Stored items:
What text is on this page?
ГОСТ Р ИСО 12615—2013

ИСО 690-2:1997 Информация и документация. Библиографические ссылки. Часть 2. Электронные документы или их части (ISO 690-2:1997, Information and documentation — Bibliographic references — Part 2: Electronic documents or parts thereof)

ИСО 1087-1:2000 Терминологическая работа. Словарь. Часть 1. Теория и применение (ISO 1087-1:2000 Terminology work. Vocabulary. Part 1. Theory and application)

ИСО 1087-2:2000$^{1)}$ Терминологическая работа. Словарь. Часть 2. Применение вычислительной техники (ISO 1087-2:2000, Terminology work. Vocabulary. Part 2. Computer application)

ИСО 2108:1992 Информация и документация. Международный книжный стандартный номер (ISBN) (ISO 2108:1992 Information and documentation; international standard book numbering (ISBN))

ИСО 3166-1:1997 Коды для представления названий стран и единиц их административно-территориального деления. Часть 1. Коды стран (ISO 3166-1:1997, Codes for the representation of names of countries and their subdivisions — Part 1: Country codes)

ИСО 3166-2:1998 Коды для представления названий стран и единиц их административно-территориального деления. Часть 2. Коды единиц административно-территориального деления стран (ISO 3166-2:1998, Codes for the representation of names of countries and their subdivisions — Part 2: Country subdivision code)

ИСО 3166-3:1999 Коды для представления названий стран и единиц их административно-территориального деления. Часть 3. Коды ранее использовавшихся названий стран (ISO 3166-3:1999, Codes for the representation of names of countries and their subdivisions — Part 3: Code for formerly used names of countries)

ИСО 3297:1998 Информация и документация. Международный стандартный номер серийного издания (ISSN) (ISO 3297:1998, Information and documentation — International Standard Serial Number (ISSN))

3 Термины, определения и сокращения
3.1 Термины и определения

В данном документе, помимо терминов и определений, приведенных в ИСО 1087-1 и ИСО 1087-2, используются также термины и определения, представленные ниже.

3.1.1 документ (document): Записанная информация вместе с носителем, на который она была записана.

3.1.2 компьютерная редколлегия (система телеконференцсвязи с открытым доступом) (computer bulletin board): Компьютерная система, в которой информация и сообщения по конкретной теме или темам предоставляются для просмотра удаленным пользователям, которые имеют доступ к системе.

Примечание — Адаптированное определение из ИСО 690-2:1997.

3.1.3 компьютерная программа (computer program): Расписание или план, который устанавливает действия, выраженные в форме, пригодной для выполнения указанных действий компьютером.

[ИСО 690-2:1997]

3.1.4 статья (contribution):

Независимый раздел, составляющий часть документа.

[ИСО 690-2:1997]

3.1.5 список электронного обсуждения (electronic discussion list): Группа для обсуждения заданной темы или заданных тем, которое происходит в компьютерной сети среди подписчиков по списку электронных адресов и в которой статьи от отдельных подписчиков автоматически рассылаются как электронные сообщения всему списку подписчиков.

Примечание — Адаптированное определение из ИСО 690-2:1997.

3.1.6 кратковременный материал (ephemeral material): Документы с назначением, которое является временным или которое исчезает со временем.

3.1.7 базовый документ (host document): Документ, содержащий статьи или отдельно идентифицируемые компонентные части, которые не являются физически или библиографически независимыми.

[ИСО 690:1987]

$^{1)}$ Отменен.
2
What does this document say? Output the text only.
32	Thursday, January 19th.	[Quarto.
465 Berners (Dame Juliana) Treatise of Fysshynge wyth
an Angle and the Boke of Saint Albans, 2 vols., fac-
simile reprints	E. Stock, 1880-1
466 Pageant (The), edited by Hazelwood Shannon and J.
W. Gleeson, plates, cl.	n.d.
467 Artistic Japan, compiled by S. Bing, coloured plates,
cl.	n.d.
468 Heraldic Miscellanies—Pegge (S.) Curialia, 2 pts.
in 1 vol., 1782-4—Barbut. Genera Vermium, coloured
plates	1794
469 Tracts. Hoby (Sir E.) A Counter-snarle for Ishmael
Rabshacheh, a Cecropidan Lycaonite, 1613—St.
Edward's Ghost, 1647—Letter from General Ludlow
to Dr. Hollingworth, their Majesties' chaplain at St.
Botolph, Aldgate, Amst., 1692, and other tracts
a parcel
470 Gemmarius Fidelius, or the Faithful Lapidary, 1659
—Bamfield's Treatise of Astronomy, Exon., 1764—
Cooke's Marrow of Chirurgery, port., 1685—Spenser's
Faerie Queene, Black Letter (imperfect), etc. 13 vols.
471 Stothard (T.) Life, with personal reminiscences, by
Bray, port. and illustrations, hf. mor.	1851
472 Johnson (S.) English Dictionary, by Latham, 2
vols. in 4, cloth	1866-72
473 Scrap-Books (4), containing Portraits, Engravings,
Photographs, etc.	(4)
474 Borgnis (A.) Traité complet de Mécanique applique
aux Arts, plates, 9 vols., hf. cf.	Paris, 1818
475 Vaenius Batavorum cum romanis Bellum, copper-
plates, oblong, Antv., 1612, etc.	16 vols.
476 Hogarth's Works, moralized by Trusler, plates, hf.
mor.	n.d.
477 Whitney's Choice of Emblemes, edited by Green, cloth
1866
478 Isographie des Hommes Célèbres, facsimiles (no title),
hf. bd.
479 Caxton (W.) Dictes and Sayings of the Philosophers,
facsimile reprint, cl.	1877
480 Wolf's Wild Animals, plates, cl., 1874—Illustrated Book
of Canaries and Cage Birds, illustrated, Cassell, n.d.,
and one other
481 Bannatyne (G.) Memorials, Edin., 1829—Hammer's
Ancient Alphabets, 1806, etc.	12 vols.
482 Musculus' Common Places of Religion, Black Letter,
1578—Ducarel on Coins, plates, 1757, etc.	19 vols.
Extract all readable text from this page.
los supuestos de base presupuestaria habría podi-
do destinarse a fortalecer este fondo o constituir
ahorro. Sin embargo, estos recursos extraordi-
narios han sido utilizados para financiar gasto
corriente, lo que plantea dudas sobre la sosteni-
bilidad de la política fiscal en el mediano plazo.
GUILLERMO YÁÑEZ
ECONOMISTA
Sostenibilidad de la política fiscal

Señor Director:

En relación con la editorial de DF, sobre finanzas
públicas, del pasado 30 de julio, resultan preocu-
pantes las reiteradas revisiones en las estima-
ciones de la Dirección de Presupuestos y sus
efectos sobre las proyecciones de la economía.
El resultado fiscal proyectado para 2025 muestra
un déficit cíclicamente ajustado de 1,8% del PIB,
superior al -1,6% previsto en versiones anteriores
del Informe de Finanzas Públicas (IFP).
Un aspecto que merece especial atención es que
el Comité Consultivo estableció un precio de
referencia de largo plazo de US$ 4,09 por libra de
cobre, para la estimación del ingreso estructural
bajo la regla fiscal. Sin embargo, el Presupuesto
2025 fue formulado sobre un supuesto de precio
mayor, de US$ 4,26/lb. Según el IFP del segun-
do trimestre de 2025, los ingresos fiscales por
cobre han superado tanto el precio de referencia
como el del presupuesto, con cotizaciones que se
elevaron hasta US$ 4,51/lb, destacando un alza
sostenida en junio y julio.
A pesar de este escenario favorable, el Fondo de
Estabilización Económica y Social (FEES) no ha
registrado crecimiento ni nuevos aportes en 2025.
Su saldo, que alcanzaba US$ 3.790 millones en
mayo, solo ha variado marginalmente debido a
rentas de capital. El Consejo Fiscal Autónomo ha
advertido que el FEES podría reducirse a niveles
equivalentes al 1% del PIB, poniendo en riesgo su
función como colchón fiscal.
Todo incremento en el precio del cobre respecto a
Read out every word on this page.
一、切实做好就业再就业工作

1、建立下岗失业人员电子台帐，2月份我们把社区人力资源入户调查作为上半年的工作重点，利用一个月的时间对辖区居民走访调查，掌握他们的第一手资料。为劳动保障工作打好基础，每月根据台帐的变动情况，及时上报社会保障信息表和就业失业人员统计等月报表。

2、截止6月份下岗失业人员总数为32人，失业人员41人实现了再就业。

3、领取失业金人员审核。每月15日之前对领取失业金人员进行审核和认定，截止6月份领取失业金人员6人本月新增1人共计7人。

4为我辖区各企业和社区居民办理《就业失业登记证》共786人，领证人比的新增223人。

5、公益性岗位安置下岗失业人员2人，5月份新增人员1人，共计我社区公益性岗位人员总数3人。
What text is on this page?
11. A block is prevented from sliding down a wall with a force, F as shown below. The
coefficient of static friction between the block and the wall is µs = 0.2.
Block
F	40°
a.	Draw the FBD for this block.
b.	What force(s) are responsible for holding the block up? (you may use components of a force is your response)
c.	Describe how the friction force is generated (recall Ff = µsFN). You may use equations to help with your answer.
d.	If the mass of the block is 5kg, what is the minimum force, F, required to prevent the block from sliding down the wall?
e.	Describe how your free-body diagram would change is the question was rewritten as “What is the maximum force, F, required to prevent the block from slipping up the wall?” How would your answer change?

EXERCISE GOAL: Pick out every line with the string "Словарь" and copy it.

EXERCISE OUTPUT:
ИСО 1087-1:2000 Терминологическая работа. Словарь. Часть 1. Теория и применение (ISO 1087-1:2000 Terminology work. Vocabulary. Part 1. Theory and application)
ИСО 1087-2:2000$^{1)}$ Терминологическая работа. Словарь. Часть 2. Применение вычислительной техники (ISO 1087-2:2000, Terminology work. Vocabulary. Part 2. Computer application)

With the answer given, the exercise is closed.